─── Information given ───
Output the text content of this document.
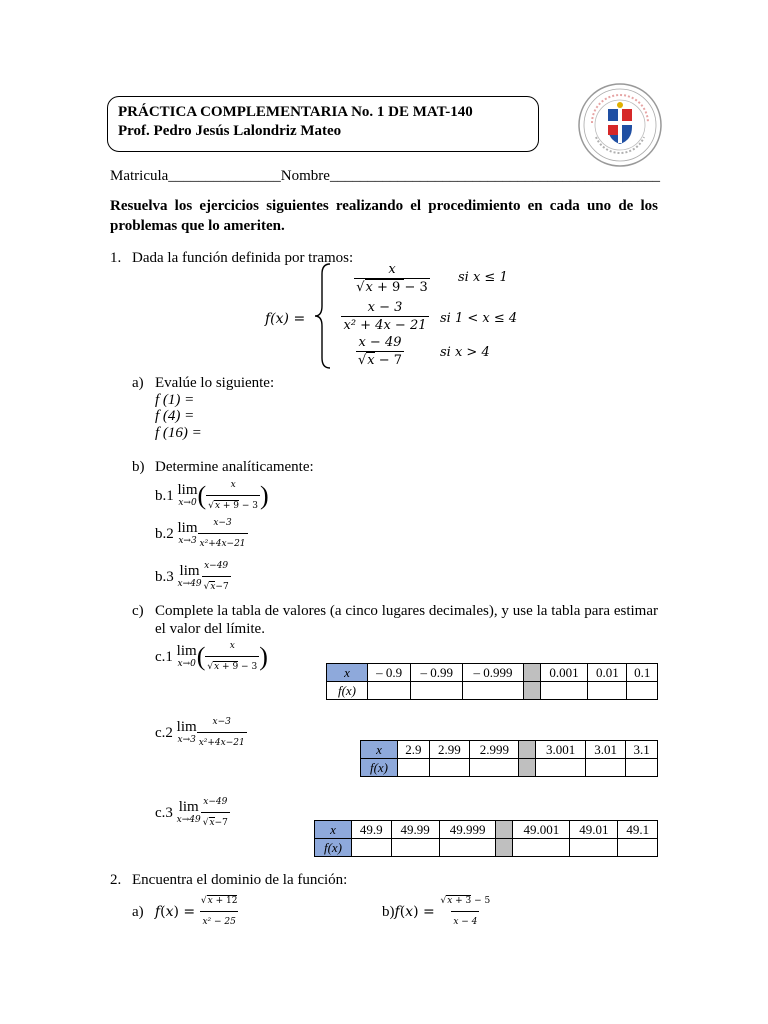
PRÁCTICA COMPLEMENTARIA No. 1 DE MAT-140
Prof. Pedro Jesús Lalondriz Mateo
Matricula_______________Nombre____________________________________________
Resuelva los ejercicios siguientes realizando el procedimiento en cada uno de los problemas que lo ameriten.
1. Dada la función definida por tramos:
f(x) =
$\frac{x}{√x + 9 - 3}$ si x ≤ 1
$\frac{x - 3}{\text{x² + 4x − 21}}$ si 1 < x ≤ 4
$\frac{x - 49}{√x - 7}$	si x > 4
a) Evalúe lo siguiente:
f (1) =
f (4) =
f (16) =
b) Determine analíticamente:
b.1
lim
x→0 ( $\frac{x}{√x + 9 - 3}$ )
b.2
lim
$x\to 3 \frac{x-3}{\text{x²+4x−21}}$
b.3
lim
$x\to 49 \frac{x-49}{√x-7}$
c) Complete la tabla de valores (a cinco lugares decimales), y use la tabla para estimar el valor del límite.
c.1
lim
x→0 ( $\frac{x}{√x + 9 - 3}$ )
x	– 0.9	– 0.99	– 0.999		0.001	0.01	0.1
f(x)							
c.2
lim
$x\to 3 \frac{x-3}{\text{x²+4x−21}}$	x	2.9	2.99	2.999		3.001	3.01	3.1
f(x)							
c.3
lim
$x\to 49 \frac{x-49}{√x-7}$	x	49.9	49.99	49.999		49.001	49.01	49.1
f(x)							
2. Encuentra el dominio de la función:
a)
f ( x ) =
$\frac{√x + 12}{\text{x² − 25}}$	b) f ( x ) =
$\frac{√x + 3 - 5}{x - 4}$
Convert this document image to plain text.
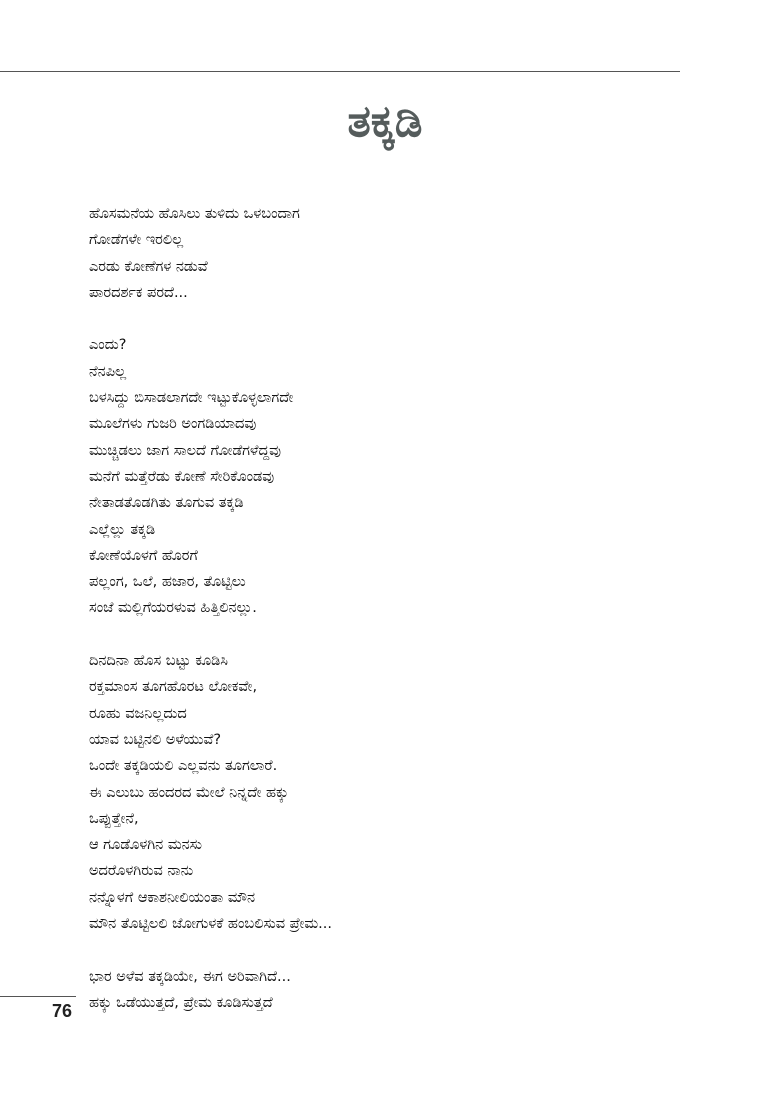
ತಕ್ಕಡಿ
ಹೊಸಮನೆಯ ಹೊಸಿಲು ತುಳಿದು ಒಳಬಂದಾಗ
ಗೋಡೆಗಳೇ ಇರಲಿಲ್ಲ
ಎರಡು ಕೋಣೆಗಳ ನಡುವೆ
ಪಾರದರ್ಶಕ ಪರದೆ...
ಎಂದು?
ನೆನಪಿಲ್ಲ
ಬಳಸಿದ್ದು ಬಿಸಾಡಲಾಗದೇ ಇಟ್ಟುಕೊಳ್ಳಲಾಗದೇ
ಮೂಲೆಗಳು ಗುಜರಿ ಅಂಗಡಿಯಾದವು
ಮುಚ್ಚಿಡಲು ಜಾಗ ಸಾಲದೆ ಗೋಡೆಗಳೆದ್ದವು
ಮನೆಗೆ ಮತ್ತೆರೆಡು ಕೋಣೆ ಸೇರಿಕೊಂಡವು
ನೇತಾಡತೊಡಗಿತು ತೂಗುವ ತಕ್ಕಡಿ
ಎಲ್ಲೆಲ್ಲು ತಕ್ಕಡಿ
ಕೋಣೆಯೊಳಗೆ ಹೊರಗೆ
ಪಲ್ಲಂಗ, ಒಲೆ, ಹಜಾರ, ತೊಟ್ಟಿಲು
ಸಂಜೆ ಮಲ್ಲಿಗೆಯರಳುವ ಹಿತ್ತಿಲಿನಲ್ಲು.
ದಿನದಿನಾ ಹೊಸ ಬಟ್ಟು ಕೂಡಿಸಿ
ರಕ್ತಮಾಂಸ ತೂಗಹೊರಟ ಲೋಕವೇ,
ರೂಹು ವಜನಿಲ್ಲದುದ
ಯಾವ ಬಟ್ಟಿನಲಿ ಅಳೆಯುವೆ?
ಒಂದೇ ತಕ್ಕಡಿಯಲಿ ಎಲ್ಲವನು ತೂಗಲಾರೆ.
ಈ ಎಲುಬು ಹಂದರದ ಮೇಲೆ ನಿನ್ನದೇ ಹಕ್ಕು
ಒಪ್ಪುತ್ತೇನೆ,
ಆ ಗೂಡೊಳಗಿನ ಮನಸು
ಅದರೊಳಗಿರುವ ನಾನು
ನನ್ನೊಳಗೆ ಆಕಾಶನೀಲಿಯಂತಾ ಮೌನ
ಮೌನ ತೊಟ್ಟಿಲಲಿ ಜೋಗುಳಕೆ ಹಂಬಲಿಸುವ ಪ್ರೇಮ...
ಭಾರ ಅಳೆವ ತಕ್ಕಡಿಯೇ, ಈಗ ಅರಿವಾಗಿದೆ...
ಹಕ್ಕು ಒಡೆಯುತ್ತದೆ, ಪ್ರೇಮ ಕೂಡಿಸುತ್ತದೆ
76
───
─── Information given ───
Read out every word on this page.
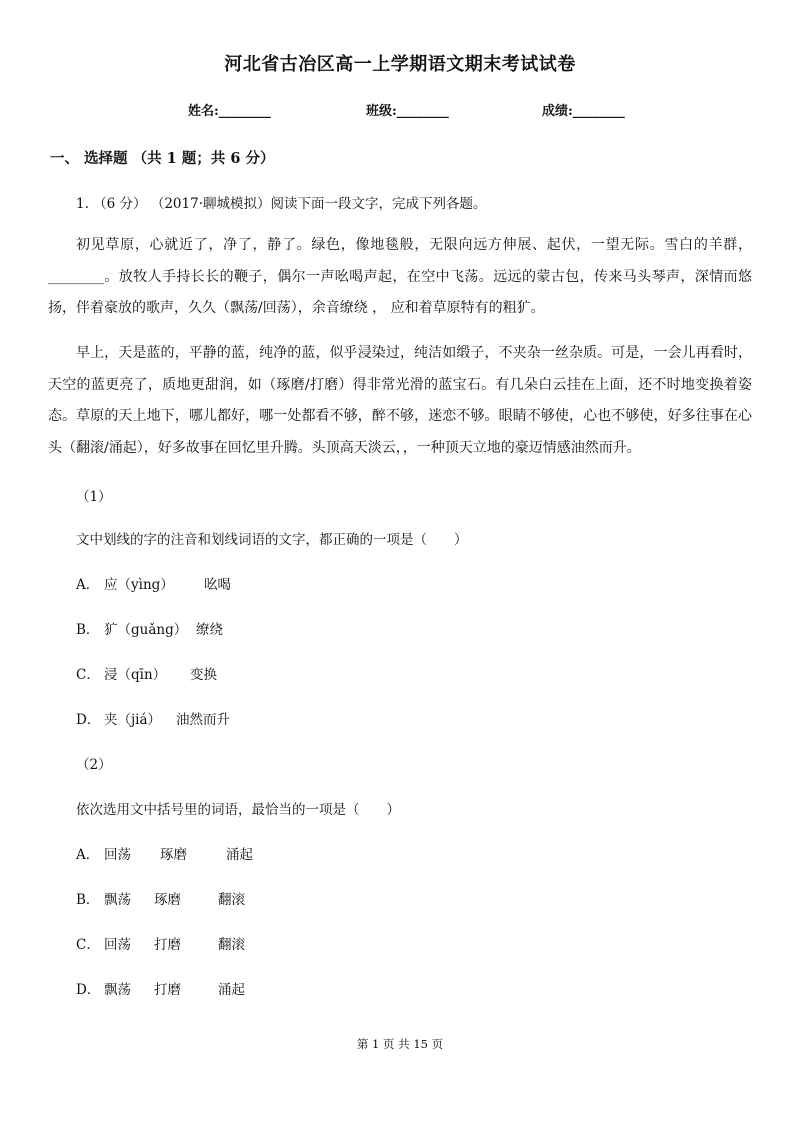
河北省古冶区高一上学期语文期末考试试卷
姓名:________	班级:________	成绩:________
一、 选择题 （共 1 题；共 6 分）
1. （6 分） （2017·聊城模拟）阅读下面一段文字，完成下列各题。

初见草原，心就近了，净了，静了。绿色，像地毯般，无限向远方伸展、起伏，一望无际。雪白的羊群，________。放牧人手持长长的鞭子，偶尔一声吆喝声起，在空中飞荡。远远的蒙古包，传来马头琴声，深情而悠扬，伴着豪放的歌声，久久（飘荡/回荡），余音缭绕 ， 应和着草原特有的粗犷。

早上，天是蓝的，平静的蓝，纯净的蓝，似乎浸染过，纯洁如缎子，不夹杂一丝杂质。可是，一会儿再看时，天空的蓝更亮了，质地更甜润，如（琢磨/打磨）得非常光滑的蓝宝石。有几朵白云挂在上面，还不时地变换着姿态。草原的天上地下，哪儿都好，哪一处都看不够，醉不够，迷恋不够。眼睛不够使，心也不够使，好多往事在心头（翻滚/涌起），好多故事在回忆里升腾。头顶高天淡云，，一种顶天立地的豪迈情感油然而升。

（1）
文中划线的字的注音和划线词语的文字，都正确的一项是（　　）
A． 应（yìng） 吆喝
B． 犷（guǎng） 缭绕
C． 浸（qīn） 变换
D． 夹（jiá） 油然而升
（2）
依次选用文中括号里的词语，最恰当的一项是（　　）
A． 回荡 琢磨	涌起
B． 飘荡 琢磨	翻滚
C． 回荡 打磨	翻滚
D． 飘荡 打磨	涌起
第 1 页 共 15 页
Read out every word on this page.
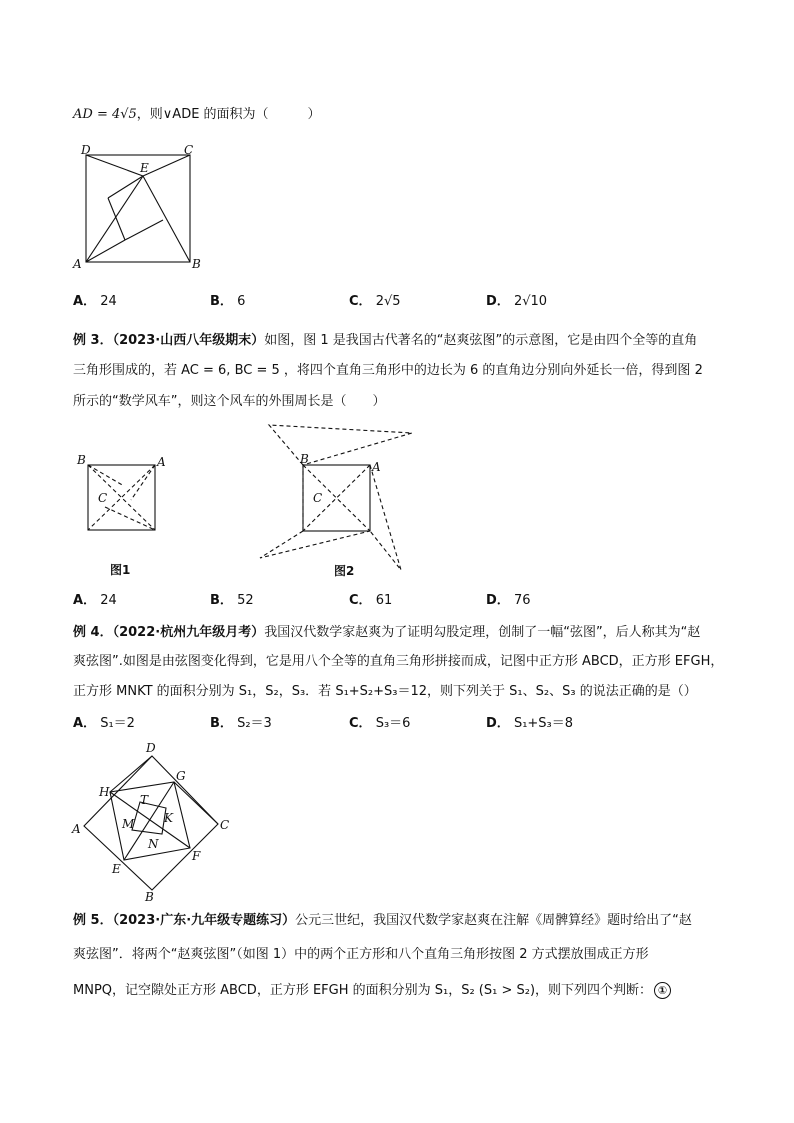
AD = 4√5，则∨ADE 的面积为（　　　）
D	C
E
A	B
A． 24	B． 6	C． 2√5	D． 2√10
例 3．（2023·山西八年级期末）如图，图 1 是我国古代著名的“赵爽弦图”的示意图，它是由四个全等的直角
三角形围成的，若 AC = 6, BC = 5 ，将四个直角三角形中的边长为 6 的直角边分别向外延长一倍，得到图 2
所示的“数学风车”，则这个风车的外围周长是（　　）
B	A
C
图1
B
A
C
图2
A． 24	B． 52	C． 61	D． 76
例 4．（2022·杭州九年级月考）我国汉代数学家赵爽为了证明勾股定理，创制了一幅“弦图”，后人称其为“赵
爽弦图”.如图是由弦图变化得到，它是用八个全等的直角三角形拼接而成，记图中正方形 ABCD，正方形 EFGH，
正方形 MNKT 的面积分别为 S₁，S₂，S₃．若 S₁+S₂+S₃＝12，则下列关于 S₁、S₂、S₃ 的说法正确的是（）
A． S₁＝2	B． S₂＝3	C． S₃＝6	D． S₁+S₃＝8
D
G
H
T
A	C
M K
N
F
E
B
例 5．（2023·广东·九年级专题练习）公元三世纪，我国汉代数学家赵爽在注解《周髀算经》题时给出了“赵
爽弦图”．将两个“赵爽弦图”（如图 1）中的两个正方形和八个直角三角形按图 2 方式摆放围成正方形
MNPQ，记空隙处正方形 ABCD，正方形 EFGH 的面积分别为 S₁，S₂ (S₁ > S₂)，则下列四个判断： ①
───
Aim of the exercise:
In the records above, find each line that holds the word "EFGH"; copy all such lines.

The response:
爽弦图”.如图是由弦图变化得到，它是用八个全等的直角三角形拼接而成，记图中正方形 ABCD，正方形 EFGH，
MNPQ，记空隙处正方形 ABCD，正方形 EFGH 的面积分别为 S₁，S₂ (S₁ > S₂)，则下列四个判断： ①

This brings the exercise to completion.